Copy out all lines where "this" appears.

_DATASET EXCERPTS_.
════
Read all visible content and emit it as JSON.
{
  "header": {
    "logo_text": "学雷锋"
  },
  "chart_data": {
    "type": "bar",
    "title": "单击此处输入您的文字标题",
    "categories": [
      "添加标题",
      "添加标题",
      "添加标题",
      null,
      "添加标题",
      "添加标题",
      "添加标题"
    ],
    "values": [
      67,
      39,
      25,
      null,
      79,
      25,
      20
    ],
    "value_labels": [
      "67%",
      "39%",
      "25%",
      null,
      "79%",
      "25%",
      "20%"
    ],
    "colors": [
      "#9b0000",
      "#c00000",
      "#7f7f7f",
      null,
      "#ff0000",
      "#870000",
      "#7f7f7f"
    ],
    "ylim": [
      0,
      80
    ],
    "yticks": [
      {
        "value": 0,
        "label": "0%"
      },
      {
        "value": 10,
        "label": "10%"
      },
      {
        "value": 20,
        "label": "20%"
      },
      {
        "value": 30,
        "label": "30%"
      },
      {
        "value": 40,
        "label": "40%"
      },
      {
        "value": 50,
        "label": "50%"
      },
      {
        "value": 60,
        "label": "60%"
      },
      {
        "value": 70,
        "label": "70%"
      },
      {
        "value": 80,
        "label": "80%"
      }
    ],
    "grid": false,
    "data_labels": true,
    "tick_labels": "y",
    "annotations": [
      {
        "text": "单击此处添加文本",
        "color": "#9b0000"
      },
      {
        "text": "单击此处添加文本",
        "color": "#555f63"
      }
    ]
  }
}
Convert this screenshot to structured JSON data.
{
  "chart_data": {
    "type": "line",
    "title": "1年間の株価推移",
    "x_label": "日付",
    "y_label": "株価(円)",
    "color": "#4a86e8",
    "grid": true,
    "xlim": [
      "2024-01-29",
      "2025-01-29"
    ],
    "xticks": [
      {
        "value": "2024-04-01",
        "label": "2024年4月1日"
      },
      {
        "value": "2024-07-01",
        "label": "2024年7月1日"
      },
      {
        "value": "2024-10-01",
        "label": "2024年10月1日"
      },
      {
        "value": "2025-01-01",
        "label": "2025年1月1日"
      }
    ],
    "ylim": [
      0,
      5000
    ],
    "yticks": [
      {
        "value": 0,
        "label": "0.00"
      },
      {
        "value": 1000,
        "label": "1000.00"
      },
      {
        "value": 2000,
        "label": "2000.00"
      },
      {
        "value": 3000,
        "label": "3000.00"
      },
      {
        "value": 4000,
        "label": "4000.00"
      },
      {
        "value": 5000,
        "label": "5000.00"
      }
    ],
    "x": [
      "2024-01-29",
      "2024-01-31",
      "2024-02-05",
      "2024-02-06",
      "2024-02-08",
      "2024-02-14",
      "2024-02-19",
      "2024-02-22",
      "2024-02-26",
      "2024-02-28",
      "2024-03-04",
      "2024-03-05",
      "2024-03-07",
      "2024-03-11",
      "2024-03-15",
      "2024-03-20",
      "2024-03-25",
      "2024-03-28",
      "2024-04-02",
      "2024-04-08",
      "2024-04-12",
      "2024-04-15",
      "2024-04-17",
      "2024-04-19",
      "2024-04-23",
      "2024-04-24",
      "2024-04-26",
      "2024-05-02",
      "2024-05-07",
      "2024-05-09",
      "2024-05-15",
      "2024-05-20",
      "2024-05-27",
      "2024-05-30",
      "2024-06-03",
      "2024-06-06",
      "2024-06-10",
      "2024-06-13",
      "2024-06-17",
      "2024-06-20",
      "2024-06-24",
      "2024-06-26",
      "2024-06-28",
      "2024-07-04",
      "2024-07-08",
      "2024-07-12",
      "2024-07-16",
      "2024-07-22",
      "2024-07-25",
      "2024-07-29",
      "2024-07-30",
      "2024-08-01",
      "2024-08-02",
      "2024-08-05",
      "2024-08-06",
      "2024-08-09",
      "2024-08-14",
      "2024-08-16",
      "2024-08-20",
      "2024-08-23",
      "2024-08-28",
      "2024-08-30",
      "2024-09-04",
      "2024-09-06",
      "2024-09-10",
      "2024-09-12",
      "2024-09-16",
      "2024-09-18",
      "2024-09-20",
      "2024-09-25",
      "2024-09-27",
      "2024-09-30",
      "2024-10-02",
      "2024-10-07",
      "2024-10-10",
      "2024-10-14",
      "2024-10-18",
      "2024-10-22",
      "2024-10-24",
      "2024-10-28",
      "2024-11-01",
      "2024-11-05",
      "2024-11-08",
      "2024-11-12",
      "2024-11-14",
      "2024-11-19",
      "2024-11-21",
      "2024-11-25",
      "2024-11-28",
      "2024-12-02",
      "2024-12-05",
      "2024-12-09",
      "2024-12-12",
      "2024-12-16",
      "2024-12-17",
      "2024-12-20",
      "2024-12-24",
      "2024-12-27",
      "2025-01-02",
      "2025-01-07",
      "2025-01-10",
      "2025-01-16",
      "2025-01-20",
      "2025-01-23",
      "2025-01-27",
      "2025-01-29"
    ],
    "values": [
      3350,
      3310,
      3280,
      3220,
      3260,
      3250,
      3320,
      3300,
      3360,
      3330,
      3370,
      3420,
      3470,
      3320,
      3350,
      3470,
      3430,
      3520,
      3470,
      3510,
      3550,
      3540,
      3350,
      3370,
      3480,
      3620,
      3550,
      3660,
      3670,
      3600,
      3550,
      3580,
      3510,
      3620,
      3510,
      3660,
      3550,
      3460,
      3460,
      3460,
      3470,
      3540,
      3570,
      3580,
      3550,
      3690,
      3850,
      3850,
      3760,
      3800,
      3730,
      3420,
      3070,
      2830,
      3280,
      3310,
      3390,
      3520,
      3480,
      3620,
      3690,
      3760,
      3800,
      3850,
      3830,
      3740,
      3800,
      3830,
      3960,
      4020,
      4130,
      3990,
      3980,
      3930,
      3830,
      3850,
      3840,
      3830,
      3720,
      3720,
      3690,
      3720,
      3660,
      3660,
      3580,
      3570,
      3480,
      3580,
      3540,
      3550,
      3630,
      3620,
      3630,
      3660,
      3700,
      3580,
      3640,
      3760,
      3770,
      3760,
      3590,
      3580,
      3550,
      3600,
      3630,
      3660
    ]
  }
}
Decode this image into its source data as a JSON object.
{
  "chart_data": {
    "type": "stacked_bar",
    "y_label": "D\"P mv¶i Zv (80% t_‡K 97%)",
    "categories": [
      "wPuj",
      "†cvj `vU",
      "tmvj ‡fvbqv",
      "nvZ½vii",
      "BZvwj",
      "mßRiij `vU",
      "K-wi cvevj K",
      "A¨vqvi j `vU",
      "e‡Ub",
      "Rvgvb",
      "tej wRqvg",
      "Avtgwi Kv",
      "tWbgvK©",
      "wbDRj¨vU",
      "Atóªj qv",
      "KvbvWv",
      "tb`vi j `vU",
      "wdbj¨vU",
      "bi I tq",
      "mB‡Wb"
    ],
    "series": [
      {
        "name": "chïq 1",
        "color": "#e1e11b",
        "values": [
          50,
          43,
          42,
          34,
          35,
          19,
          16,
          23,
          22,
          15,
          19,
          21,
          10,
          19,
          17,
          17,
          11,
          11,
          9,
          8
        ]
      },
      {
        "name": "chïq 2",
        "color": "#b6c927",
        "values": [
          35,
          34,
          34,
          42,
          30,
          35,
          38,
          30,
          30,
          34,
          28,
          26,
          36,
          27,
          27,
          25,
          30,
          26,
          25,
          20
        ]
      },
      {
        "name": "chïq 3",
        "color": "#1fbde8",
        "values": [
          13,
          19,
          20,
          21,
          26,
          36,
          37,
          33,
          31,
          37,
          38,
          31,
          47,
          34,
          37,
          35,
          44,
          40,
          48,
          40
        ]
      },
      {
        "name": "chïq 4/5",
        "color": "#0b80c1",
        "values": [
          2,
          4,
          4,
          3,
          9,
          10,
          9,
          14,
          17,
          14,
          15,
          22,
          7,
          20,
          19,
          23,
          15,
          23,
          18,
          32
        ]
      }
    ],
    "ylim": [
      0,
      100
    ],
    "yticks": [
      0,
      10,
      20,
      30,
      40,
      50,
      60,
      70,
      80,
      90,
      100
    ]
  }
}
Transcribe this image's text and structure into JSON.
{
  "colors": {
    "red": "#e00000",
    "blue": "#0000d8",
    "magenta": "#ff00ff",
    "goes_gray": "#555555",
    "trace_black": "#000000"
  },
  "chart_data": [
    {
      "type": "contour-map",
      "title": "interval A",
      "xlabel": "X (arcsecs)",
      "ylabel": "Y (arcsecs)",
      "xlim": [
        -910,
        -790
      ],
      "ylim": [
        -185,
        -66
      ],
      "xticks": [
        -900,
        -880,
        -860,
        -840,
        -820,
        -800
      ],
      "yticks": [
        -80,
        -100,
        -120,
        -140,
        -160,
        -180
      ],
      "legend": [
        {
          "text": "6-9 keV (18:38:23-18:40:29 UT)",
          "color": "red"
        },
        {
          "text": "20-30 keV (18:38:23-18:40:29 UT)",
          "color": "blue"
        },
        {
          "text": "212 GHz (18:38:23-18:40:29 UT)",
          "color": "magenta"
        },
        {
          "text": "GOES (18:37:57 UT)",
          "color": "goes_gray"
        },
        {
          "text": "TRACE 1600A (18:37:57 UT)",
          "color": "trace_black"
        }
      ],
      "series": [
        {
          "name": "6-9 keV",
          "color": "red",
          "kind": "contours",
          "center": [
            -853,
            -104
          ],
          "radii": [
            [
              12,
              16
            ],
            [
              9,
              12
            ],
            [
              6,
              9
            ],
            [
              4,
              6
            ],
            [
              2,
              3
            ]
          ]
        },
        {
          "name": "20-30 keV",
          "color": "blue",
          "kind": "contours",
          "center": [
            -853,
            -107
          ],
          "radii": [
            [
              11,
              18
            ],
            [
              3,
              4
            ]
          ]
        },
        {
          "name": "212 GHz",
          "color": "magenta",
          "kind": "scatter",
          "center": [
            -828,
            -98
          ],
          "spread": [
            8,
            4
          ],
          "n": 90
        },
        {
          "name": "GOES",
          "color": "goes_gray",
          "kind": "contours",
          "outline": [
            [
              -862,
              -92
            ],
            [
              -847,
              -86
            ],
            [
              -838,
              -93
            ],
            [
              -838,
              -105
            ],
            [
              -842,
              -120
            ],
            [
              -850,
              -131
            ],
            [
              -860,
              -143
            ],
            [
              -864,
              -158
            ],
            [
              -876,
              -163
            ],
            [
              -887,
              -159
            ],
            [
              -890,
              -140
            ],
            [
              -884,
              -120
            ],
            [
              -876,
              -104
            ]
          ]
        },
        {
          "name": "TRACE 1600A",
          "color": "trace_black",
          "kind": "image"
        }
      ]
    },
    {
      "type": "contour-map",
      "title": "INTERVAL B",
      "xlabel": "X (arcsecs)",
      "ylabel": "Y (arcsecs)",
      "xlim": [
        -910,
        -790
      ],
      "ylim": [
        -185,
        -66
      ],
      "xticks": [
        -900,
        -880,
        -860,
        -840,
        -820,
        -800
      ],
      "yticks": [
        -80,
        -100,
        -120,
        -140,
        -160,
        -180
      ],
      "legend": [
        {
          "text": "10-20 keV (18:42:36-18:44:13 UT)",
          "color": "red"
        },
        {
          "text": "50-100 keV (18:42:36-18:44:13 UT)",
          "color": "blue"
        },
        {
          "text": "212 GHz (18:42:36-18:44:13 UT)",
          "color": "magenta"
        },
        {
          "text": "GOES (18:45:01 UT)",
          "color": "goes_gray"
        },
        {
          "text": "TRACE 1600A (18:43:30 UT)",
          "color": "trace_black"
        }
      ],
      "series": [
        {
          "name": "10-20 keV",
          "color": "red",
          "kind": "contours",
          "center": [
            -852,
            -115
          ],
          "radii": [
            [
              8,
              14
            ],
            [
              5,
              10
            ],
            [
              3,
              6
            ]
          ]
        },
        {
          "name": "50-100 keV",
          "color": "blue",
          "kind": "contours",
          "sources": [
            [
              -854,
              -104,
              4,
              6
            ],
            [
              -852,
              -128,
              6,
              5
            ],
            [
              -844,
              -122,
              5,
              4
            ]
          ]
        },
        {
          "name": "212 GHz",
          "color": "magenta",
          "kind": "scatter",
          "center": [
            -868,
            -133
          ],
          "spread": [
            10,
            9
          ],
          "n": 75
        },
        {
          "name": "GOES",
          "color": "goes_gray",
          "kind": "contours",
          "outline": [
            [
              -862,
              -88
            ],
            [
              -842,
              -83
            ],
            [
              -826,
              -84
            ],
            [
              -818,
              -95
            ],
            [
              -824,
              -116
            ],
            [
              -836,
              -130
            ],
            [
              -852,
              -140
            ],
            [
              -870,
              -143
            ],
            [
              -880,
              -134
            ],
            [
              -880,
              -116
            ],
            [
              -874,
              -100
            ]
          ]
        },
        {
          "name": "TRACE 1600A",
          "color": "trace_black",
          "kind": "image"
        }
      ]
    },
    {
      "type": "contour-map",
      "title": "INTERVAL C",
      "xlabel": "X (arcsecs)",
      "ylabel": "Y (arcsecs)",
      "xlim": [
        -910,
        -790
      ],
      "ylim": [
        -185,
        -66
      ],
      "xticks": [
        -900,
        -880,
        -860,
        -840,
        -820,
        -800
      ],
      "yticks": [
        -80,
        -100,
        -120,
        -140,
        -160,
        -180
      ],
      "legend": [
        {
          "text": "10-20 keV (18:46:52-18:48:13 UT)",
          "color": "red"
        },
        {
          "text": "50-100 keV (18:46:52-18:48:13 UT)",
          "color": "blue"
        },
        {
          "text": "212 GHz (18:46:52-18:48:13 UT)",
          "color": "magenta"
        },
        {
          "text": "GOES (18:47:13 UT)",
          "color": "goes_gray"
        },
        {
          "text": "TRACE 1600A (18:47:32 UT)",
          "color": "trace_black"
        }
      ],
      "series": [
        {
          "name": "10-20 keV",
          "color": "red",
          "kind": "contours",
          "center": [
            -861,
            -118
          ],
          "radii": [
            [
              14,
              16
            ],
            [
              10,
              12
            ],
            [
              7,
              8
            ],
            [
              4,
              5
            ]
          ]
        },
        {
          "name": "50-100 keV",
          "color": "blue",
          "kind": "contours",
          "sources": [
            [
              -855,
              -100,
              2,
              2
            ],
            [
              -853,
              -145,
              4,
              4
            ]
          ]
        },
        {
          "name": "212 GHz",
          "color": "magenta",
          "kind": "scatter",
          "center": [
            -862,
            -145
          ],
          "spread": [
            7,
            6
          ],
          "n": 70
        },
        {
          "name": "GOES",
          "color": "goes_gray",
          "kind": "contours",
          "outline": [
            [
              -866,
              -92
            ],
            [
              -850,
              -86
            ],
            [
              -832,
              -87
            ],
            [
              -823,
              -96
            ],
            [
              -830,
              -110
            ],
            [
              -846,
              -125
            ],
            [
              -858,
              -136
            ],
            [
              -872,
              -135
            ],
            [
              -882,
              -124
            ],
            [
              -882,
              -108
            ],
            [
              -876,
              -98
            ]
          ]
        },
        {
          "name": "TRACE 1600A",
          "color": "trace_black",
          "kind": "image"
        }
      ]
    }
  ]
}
════
_SOLUTION BELOW_.
Convert this screenshot to structured JSON data.
Decode this image into its source data as a JSON object.
Transcribe this image's text and structure into JSON.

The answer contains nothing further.